*Given exercise:* Copy the material verbatim, from its first line up to and including the line containing "184, 21, 187]".

——

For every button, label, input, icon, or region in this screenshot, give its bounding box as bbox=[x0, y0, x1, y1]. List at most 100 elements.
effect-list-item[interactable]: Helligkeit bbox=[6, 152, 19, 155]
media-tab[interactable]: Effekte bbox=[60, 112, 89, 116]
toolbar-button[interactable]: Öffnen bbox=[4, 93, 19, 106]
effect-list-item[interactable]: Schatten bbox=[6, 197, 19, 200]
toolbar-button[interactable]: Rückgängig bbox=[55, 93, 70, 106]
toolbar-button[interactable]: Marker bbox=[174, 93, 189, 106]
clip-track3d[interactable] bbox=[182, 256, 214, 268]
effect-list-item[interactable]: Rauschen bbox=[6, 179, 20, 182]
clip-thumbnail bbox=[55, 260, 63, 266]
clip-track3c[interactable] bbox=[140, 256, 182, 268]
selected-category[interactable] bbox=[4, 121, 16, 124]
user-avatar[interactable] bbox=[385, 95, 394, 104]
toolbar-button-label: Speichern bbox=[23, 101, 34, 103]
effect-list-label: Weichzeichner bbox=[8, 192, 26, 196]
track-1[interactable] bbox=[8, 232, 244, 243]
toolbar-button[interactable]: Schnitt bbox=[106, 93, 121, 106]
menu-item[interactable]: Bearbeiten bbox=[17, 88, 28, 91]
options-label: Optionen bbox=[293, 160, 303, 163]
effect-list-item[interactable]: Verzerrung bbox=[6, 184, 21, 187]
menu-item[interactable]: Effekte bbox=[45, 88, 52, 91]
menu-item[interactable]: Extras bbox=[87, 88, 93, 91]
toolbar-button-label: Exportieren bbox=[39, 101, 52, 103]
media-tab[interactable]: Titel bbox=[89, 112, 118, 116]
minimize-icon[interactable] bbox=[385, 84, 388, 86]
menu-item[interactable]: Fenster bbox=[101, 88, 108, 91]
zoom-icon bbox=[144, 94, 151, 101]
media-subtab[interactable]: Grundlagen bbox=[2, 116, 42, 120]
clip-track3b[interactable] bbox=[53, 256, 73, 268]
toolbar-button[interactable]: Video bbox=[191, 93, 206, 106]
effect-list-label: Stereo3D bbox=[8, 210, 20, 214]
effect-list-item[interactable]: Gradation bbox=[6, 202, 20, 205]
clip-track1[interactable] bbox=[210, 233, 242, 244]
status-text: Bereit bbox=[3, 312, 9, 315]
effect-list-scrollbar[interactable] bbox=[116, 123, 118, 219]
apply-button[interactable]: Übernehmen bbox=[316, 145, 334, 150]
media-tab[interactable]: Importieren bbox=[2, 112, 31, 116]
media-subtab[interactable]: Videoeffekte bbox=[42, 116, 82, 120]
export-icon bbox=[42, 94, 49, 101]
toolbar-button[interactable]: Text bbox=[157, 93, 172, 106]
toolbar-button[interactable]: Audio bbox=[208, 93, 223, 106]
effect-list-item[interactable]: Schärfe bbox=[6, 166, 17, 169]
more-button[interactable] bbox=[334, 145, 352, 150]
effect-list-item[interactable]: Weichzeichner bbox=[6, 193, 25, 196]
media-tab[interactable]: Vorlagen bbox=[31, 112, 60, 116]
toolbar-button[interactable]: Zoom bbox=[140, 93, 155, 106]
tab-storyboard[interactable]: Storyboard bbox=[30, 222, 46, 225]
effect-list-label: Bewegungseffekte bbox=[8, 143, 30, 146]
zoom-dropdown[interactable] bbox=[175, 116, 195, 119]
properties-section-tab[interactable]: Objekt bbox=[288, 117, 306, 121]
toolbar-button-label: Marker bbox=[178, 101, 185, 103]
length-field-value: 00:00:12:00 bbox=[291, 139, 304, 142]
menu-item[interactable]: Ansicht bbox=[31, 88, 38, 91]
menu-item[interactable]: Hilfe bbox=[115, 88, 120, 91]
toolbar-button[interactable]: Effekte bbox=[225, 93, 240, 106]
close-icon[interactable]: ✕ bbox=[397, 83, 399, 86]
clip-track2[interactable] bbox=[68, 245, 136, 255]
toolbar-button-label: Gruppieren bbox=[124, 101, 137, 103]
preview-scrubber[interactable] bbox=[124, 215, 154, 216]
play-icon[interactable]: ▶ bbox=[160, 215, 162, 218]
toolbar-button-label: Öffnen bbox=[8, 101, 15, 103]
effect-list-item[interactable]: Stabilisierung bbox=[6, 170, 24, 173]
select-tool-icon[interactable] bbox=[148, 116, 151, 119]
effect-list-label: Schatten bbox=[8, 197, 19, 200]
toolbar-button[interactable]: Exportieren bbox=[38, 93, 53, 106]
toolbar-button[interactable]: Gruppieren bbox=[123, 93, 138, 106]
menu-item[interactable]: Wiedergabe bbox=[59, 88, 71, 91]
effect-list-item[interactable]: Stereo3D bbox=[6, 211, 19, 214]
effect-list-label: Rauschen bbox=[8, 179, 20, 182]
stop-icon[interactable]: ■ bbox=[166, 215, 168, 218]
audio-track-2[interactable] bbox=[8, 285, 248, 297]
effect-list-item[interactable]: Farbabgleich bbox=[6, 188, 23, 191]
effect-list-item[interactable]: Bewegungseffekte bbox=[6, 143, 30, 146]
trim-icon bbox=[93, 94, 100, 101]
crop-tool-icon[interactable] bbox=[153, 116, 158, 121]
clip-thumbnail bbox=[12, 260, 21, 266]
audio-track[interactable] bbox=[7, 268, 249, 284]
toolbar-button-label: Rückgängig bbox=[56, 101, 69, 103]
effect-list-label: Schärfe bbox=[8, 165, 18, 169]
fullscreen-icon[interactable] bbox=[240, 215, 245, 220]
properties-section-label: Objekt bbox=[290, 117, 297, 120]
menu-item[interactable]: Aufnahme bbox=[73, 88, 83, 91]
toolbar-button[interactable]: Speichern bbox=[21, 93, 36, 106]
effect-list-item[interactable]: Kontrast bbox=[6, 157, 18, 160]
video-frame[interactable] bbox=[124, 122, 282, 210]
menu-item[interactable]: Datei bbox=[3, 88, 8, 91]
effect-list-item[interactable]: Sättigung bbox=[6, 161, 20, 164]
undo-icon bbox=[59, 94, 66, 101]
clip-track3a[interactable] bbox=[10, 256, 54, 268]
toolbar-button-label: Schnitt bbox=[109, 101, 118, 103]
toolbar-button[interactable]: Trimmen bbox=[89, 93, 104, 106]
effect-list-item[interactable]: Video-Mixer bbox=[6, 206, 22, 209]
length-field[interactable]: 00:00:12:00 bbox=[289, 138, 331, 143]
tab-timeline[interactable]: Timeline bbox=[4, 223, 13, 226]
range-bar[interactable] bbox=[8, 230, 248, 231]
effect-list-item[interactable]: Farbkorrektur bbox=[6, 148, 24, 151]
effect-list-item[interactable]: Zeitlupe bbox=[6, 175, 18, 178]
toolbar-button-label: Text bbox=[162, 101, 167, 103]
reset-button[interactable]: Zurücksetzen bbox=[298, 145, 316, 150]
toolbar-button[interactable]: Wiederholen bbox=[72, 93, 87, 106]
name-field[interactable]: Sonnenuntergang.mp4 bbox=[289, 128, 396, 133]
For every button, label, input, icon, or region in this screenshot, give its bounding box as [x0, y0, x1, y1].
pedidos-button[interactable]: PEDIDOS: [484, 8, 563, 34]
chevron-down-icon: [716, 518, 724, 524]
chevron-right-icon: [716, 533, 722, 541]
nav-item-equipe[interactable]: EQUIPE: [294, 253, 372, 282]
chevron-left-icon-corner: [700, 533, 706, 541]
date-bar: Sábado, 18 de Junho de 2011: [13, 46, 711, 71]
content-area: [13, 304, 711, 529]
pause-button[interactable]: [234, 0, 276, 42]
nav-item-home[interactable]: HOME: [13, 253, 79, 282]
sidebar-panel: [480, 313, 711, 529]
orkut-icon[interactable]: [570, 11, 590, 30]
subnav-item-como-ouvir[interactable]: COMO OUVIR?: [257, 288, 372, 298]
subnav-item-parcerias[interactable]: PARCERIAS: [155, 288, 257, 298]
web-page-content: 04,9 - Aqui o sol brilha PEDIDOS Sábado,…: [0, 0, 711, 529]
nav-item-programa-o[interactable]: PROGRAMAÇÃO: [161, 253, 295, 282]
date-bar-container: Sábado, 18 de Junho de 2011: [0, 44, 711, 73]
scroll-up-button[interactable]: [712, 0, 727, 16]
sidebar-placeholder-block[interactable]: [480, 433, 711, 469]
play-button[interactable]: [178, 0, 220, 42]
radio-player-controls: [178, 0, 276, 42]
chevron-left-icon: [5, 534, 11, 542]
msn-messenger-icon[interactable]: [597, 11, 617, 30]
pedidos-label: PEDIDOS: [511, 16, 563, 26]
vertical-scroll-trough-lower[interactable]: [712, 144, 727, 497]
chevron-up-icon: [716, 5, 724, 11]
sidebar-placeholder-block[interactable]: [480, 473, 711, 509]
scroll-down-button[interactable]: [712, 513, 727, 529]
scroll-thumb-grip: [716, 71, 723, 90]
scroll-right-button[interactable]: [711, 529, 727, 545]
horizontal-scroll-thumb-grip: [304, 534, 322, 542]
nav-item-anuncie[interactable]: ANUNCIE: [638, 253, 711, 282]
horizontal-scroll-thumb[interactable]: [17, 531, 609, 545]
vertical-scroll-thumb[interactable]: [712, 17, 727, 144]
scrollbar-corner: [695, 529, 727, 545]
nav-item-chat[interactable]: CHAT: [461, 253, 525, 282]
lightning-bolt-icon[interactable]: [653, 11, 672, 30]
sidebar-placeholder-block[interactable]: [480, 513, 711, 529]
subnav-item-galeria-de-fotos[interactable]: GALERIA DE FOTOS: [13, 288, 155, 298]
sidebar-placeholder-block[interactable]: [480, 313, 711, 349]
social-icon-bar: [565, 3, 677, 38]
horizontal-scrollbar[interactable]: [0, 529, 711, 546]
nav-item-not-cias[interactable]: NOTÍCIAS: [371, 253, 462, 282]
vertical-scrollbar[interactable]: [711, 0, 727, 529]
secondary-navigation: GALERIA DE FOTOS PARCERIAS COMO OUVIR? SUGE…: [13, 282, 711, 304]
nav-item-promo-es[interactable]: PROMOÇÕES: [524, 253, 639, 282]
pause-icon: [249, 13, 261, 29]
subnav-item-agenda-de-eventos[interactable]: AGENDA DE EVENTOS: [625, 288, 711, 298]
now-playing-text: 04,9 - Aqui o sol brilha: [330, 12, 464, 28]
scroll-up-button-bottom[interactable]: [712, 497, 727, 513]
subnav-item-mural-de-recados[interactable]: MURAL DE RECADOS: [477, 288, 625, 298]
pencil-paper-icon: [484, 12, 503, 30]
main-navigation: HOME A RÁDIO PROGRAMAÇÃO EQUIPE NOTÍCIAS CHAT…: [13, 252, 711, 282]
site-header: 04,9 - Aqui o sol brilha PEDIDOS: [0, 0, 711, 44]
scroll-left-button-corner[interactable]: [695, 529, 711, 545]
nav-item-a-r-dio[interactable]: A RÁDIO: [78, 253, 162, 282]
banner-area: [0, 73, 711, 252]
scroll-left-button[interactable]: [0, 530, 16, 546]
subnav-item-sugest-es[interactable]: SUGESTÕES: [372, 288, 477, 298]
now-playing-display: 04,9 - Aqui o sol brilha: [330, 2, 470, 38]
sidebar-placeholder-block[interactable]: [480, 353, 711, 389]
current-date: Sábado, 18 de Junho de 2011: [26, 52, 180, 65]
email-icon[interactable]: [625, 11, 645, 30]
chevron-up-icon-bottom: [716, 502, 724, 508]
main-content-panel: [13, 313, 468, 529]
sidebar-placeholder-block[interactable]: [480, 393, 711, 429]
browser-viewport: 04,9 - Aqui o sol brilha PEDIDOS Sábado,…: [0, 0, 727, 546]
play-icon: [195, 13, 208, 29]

——

*Response below:*
For every button, label, input, icon, or region in this screenshot, give its bounding box as bbox=[x0, y0, x1, y1]. List at most 100 elements.
effect-list-item[interactable]: Helligkeit bbox=[6, 152, 19, 155]
media-tab[interactable]: Effekte bbox=[60, 112, 89, 116]
toolbar-button[interactable]: Öffnen bbox=[4, 93, 19, 106]
effect-list-item[interactable]: Schatten bbox=[6, 197, 19, 200]
toolbar-button[interactable]: Rückgängig bbox=[55, 93, 70, 106]
toolbar-button[interactable]: Marker bbox=[174, 93, 189, 106]
clip-track3d[interactable] bbox=[182, 256, 214, 268]
effect-list-item[interactable]: Rauschen bbox=[6, 179, 20, 182]
clip-thumbnail bbox=[55, 260, 63, 266]
clip-track3c[interactable] bbox=[140, 256, 182, 268]
selected-category[interactable] bbox=[4, 121, 16, 124]
user-avatar[interactable] bbox=[385, 95, 394, 104]
toolbar-button-label: Speichern bbox=[23, 101, 34, 103]
effect-list-label: Weichzeichner bbox=[8, 192, 26, 196]
track-1[interactable] bbox=[8, 232, 244, 243]
toolbar-button[interactable]: Schnitt bbox=[106, 93, 121, 106]
menu-item[interactable]: Bearbeiten bbox=[17, 88, 28, 91]
options-label: Optionen bbox=[293, 160, 303, 163]
effect-list-item[interactable]: Verzerrung bbox=[6, 184, 21, 187]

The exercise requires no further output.